WHAT THE TASK REQUIRES => Reproduce every row below word for word, but leave out the pictures.

DATA LISTING =>
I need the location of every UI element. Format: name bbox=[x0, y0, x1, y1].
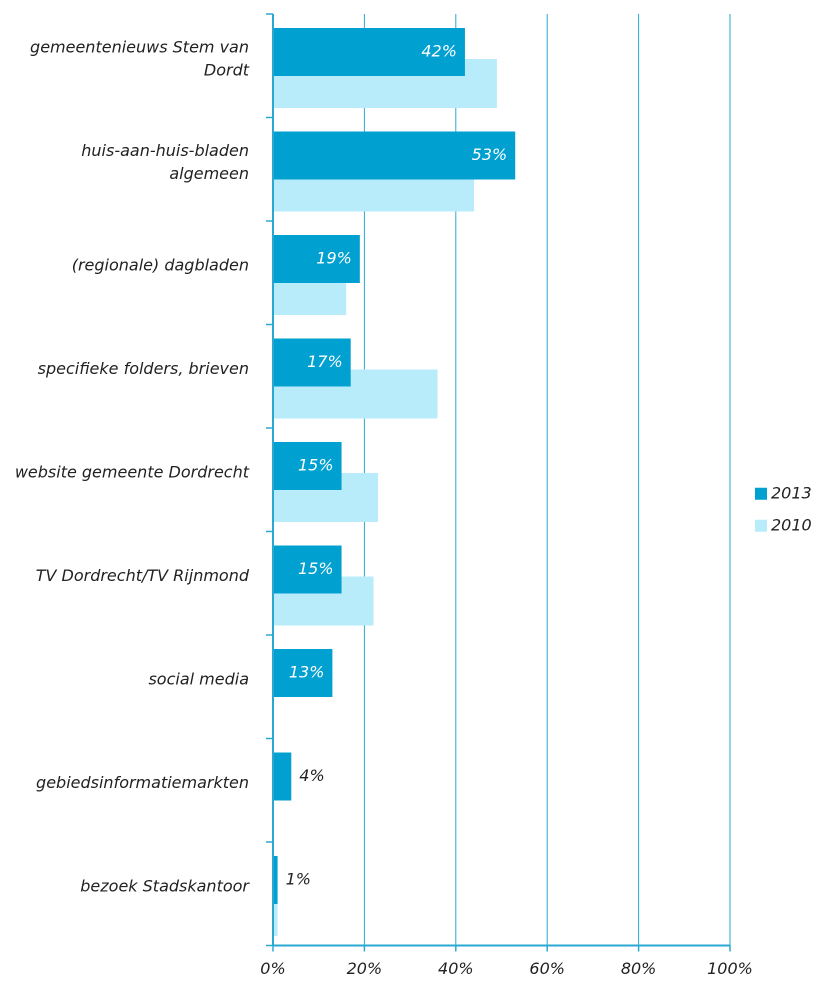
y-tick-label: huis-aan-huis-bladen algemeen bbox=[81, 140, 249, 182]
bar bbox=[273, 442, 342, 490]
bar bbox=[273, 545, 342, 594]
bar bbox=[273, 338, 351, 387]
legend-swatch bbox=[755, 487, 767, 500]
value-label: 17% bbox=[307, 352, 343, 371]
y-tick-label: social media bbox=[148, 669, 249, 688]
value-label: 1% bbox=[286, 870, 311, 889]
x-tick-label: 60% bbox=[529, 959, 565, 978]
y-tick-label: TV Dordrecht/TV Rijnmond bbox=[36, 566, 250, 585]
value-label: 15% bbox=[298, 456, 334, 475]
value-label: 4% bbox=[299, 766, 324, 785]
value-label: 13% bbox=[289, 663, 325, 682]
legend-swatch bbox=[755, 519, 767, 532]
bar bbox=[273, 28, 465, 76]
y-tick-label: specifieke folders, brieven bbox=[38, 359, 249, 378]
x-tick-label: 40% bbox=[438, 959, 474, 978]
bar bbox=[273, 235, 360, 283]
bar bbox=[273, 887, 278, 936]
bar bbox=[273, 131, 516, 180]
y-tick-label: gemeentenieuws Stem van Dordt bbox=[30, 37, 250, 79]
bar bbox=[273, 856, 278, 904]
bar bbox=[273, 649, 333, 697]
y-tick-label: bezoek Stadskantoor bbox=[80, 876, 250, 895]
legend-label: 2010 bbox=[771, 515, 812, 534]
x-tick-label: 20% bbox=[347, 959, 383, 978]
y-tick-label: gebiedsinformatiemarkten bbox=[36, 773, 249, 792]
value-label: 15% bbox=[298, 559, 334, 578]
x-tick-label: 80% bbox=[621, 959, 657, 978]
x-tick-label: 0% bbox=[260, 959, 285, 978]
value-label: 19% bbox=[316, 249, 352, 268]
legend-label: 2013 bbox=[771, 483, 812, 502]
value-label: 42% bbox=[421, 42, 457, 61]
y-tick-label: (regionale) dagbladen bbox=[72, 255, 249, 274]
value-label: 53% bbox=[472, 145, 508, 164]
bar bbox=[273, 752, 292, 801]
x-tick-label: 100% bbox=[707, 959, 753, 978]
y-tick-label: website gemeente Dordrecht bbox=[15, 462, 250, 481]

FINISHED ANSWER =>
I need the location of every UI element. Format: name bbox=[x0, y0, x1, y1].
y-tick-label: huis-aan-huis-bladen algemeen bbox=[81, 140, 249, 182]
bar bbox=[273, 442, 342, 490]
bar bbox=[273, 545, 342, 594]
bar bbox=[273, 338, 351, 387]
legend-swatch bbox=[755, 487, 767, 500]
value-label: 17% bbox=[307, 352, 343, 371]
y-tick-label: social media bbox=[148, 669, 249, 688]
value-label: 1% bbox=[286, 870, 311, 889]
x-tick-label: 60% bbox=[529, 959, 565, 978]
y-tick-label: TV Dordrecht/TV Rijnmond bbox=[36, 566, 250, 585]
value-label: 15% bbox=[298, 456, 334, 475]
value-label: 4% bbox=[299, 766, 324, 785]
value-label: 13% bbox=[289, 663, 325, 682]
legend-swatch bbox=[755, 519, 767, 532]
bar bbox=[273, 28, 465, 76]
y-tick-label: specifieke folders, brieven bbox=[38, 359, 249, 378]
x-tick-label: 40% bbox=[438, 959, 474, 978]
bar bbox=[273, 235, 360, 283]
bar bbox=[273, 887, 278, 936]
bar bbox=[273, 131, 516, 180]
y-tick-label: gemeentenieuws Stem van Dordt bbox=[30, 37, 250, 79]
bar bbox=[273, 856, 278, 904]
bar bbox=[273, 649, 333, 697]
y-tick-label: bezoek Stadskantoor bbox=[80, 876, 250, 895]
legend-label: 2010 bbox=[771, 515, 812, 534]
x-tick-label: 20% bbox=[347, 959, 383, 978]
y-tick-label: gebiedsinformatiemarkten bbox=[36, 773, 249, 792]
value-label: 15% bbox=[298, 559, 334, 578]
x-tick-label: 80% bbox=[621, 959, 657, 978]
x-tick-label: 0% bbox=[260, 959, 285, 978]
value-label: 19% bbox=[316, 249, 352, 268]
legend-label: 2013 bbox=[771, 483, 812, 502]
value-label: 42% bbox=[421, 42, 457, 61]
y-tick-label: (regionale) dagbladen bbox=[72, 255, 249, 274]
value-label: 53% bbox=[472, 145, 508, 164]
bar bbox=[273, 752, 292, 801]
x-tick-label: 100% bbox=[707, 959, 753, 978]
y-tick-label: website gemeente Dordrecht bbox=[15, 462, 250, 481]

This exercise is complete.